§ **Task requirements**:
Reproduce all of the data exactly.

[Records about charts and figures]
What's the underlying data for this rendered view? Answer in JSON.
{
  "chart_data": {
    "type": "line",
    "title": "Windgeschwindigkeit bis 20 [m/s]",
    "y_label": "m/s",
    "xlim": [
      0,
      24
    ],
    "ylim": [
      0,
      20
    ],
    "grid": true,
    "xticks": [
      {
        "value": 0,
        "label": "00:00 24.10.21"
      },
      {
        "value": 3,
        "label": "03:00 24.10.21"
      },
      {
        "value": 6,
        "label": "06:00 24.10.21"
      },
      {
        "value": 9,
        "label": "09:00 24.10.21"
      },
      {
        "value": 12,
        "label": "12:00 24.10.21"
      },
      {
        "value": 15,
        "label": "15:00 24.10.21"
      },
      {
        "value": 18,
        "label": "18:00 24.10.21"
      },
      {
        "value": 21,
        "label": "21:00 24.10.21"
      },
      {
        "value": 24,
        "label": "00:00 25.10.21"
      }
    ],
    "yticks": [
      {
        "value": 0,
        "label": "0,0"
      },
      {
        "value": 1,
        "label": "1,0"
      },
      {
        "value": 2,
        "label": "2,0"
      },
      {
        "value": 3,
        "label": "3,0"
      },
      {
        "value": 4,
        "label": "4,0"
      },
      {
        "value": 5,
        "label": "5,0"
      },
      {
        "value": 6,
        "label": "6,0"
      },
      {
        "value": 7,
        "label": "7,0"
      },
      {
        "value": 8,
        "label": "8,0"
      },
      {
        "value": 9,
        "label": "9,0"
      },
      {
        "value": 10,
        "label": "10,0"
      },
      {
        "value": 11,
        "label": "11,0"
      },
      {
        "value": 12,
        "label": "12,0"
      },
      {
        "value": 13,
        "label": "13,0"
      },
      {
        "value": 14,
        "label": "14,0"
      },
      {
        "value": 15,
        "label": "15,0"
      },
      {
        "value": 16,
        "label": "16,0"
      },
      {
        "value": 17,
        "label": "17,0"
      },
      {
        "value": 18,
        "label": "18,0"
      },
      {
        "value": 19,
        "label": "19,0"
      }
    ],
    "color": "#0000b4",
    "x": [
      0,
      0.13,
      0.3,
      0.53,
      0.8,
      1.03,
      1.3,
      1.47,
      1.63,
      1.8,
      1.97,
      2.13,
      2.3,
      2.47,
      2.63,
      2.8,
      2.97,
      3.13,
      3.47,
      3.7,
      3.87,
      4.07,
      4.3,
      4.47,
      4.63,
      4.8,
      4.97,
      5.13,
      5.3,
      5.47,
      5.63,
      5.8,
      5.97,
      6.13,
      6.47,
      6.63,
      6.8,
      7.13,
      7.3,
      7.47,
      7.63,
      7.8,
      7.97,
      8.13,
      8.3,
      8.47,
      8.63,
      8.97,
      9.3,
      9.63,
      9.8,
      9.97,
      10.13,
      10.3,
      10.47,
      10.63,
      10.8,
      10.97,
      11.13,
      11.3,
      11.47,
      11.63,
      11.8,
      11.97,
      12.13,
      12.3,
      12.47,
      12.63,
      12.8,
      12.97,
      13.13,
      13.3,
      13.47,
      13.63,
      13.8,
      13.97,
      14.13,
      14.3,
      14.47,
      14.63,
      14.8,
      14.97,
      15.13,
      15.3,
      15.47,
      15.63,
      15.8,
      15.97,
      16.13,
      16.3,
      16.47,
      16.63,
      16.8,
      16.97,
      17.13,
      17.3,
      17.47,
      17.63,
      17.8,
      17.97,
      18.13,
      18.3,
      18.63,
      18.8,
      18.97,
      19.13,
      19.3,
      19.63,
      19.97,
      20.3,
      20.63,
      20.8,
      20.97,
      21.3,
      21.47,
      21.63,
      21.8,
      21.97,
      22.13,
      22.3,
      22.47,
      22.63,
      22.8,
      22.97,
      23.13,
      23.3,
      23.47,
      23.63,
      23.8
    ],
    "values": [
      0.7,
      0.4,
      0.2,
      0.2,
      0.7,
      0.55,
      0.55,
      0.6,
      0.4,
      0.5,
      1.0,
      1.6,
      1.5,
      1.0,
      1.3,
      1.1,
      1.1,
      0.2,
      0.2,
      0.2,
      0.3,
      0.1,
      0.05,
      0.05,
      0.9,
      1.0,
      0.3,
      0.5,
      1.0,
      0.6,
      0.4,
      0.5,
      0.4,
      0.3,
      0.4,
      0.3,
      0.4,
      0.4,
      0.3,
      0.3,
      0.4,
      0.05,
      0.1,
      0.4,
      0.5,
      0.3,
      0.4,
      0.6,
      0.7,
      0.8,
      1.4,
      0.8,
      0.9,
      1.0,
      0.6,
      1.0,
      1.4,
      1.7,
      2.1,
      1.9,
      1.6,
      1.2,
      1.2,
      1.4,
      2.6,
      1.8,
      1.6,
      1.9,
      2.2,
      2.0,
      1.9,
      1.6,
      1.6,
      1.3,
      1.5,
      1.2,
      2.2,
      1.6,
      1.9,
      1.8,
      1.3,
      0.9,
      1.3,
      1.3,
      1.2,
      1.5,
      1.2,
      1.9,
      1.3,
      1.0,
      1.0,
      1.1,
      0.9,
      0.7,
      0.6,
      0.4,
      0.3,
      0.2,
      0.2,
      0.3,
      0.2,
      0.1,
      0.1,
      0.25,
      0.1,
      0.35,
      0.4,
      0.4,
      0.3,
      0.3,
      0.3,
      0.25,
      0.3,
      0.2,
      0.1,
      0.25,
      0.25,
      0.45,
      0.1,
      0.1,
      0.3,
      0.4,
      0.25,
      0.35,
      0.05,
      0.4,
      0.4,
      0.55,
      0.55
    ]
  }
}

§ **Solution to this problem**:
What's the underlying data for this rendered view? Answer in JSON.
{
  "chart_data": {
    "type": "line",
    "title": "Windgeschwindigkeit bis 20 [m/s]",
    "y_label": "m/s",
    "xlim": [
      0,
      24
    ],
    "ylim": [
      0,
      20
    ],
    "grid": true,
    "xticks": [
      {
        "value": 0,
        "label": "00:00 24.10.21"
      },
      {
        "value": 3,
        "label": "03:00 24.10.21"
      },
      {
        "value": 6,
        "label": "06:00 24.10.21"
      },
      {
        "value": 9,
        "label": "09:00 24.10.21"
      },
      {
        "value": 12,
        "label": "12:00 24.10.21"
      },
      {
        "value": 15,
        "label": "15:00 24.10.21"
      },
      {
        "value": 18,
        "label": "18:00 24.10.21"
      },
      {
        "value": 21,
        "label": "21:00 24.10.21"
      },
      {
        "value": 24,
        "label": "00:00 25.10.21"
      }
    ],
    "yticks": [
      {
        "value": 0,
        "label": "0,0"
      },
      {
        "value": 1,
        "label": "1,0"
      },
      {
        "value": 2,
        "label": "2,0"
      },
      {
        "value": 3,
        "label": "3,0"
      },
      {
        "value": 4,
        "label": "4,0"
      },
      {
        "value": 5,
        "label": "5,0"
      },
      {
        "value": 6,
        "label": "6,0"
      },
      {
        "value": 7,
        "label": "7,0"
      },
      {
        "value": 8,
        "label": "8,0"
      },
      {
        "value": 9,
        "label": "9,0"
      },
      {
        "value": 10,
        "label": "10,0"
      },
      {
        "value": 11,
        "label": "11,0"
      },
      {
        "value": 12,
        "label": "12,0"
      },
      {
        "value": 13,
        "label": "13,0"
      },
      {
        "value": 14,
        "label": "14,0"
      },
      {
        "value": 15,
        "label": "15,0"
      },
      {
        "value": 16,
        "label": "16,0"
      },
      {
        "value": 17,
        "label": "17,0"
      },
      {
        "value": 18,
        "label": "18,0"
      },
      {
        "value": 19,
        "label": "19,0"
      }
    ],
    "color": "#0000b4",
    "x": [
      0,
      0.13,
      0.3,
      0.53,
      0.8,
      1.03,
      1.3,
      1.47,
      1.63,
      1.8,
      1.97,
      2.13,
      2.3,
      2.47,
      2.63,
      2.8,
      2.97,
      3.13,
      3.47,
      3.7,
      3.87,
      4.07,
      4.3,
      4.47,
      4.63,
      4.8,
      4.97,
      5.13,
      5.3,
      5.47,
      5.63,
      5.8,
      5.97,
      6.13,
      6.47,
      6.63,
      6.8,
      7.13,
      7.3,
      7.47,
      7.63,
      7.8,
      7.97,
      8.13,
      8.3,
      8.47,
      8.63,
      8.97,
      9.3,
      9.63,
      9.8,
      9.97,
      10.13,
      10.3,
      10.47,
      10.63,
      10.8,
      10.97,
      11.13,
      11.3,
      11.47,
      11.63,
      11.8,
      11.97,
      12.13,
      12.3,
      12.47,
      12.63,
      12.8,
      12.97,
      13.13,
      13.3,
      13.47,
      13.63,
      13.8,
      13.97,
      14.13,
      14.3,
      14.47,
      14.63,
      14.8,
      14.97,
      15.13,
      15.3,
      15.47,
      15.63,
      15.8,
      15.97,
      16.13,
      16.3,
      16.47,
      16.63,
      16.8,
      16.97,
      17.13,
      17.3,
      17.47,
      17.63,
      17.8,
      17.97,
      18.13,
      18.3,
      18.63,
      18.8,
      18.97,
      19.13,
      19.3,
      19.63,
      19.97,
      20.3,
      20.63,
      20.8,
      20.97,
      21.3,
      21.47,
      21.63,
      21.8,
      21.97,
      22.13,
      22.3,
      22.47,
      22.63,
      22.8,
      22.97,
      23.13,
      23.3,
      23.47,
      23.63,
      23.8
    ],
    "values": [
      0.7,
      0.4,
      0.2,
      0.2,
      0.7,
      0.55,
      0.55,
      0.6,
      0.4,
      0.5,
      1.0,
      1.6,
      1.5,
      1.0,
      1.3,
      1.1,
      1.1,
      0.2,
      0.2,
      0.2,
      0.3,
      0.1,
      0.05,
      0.05,
      0.9,
      1.0,
      0.3,
      0.5,
      1.0,
      0.6,
      0.4,
      0.5,
      0.4,
      0.3,
      0.4,
      0.3,
      0.4,
      0.4,
      0.3,
      0.3,
      0.4,
      0.05,
      0.1,
      0.4,
      0.5,
      0.3,
      0.4,
      0.6,
      0.7,
      0.8,
      1.4,
      0.8,
      0.9,
      1.0,
      0.6,
      1.0,
      1.4,
      1.7,
      2.1,
      1.9,
      1.6,
      1.2,
      1.2,
      1.4,
      2.6,
      1.8,
      1.6,
      1.9,
      2.2,
      2.0,
      1.9,
      1.6,
      1.6,
      1.3,
      1.5,
      1.2,
      2.2,
      1.6,
      1.9,
      1.8,
      1.3,
      0.9,
      1.3,
      1.3,
      1.2,
      1.5,
      1.2,
      1.9,
      1.3,
      1.0,
      1.0,
      1.1,
      0.9,
      0.7,
      0.6,
      0.4,
      0.3,
      0.2,
      0.2,
      0.3,
      0.2,
      0.1,
      0.1,
      0.25,
      0.1,
      0.35,
      0.4,
      0.4,
      0.3,
      0.3,
      0.3,
      0.25,
      0.3,
      0.2,
      0.1,
      0.25,
      0.25,
      0.45,
      0.1,
      0.1,
      0.3,
      0.4,
      0.25,
      0.35,
      0.05,
      0.4,
      0.4,
      0.55,
      0.55
    ]
  }
}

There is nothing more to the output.